DIRECTION – Your task is to repeat the listing exactly.

DATA FOR THIS EXERCISE –

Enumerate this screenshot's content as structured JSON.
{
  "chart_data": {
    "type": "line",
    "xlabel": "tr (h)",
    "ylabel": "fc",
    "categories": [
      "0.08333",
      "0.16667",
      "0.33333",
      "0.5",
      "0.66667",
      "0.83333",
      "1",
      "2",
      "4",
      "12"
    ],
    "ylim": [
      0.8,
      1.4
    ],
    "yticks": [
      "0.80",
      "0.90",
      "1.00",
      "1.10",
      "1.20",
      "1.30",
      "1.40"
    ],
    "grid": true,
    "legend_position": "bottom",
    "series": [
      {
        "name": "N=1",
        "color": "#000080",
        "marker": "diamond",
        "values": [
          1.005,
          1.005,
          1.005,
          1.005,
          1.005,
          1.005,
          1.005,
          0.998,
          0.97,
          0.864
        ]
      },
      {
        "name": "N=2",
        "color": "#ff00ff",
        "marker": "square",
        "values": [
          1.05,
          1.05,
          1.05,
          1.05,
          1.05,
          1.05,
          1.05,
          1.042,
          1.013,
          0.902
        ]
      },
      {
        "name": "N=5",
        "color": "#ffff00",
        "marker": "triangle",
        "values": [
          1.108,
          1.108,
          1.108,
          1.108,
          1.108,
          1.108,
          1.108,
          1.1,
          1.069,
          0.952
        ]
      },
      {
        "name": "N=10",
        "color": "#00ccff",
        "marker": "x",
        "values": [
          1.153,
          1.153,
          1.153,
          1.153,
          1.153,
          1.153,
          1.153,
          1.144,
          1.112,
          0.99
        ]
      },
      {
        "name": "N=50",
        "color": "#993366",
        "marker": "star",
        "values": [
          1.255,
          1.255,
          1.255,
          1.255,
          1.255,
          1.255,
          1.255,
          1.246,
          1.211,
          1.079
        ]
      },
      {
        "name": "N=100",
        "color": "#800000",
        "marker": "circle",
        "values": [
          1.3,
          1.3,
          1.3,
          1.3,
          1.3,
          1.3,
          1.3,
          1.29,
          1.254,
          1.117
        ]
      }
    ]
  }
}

WRITTEN SOLUTION –
Enumerate this screenshot's content as structured JSON.
{
  "chart_data": {
    "type": "line",
    "xlabel": "tr (h)",
    "ylabel": "fc",
    "categories": [
      "0.08333",
      "0.16667",
      "0.33333",
      "0.5",
      "0.66667",
      "0.83333",
      "1",
      "2",
      "4",
      "12"
    ],
    "ylim": [
      0.8,
      1.4
    ],
    "yticks": [
      "0.80",
      "0.90",
      "1.00",
      "1.10",
      "1.20",
      "1.30",
      "1.40"
    ],
    "grid": true,
    "legend_position": "bottom",
    "series": [
      {
        "name": "N=1",
        "color": "#000080",
        "marker": "diamond",
        "values": [
          1.005,
          1.005,
          1.005,
          1.005,
          1.005,
          1.005,
          1.005,
          0.998,
          0.97,
          0.864
        ]
      },
      {
        "name": "N=2",
        "color": "#ff00ff",
        "marker": "square",
        "values": [
          1.05,
          1.05,
          1.05,
          1.05,
          1.05,
          1.05,
          1.05,
          1.042,
          1.013,
          0.902
        ]
      },
      {
        "name": "N=5",
        "color": "#ffff00",
        "marker": "triangle",
        "values": [
          1.108,
          1.108,
          1.108,
          1.108,
          1.108,
          1.108,
          1.108,
          1.1,
          1.069,
          0.952
        ]
      },
      {
        "name": "N=10",
        "color": "#00ccff",
        "marker": "x",
        "values": [
          1.153,
          1.153,
          1.153,
          1.153,
          1.153,
          1.153,
          1.153,
          1.144,
          1.112,
          0.99
        ]
      },
      {
        "name": "N=50",
        "color": "#993366",
        "marker": "star",
        "values": [
          1.255,
          1.255,
          1.255,
          1.255,
          1.255,
          1.255,
          1.255,
          1.246,
          1.211,
          1.079
        ]
      },
      {
        "name": "N=100",
        "color": "#800000",
        "marker": "circle",
        "values": [
          1.3,
          1.3,
          1.3,
          1.3,
          1.3,
          1.3,
          1.3,
          1.29,
          1.254,
          1.117
        ]
      }
    ]
  }
}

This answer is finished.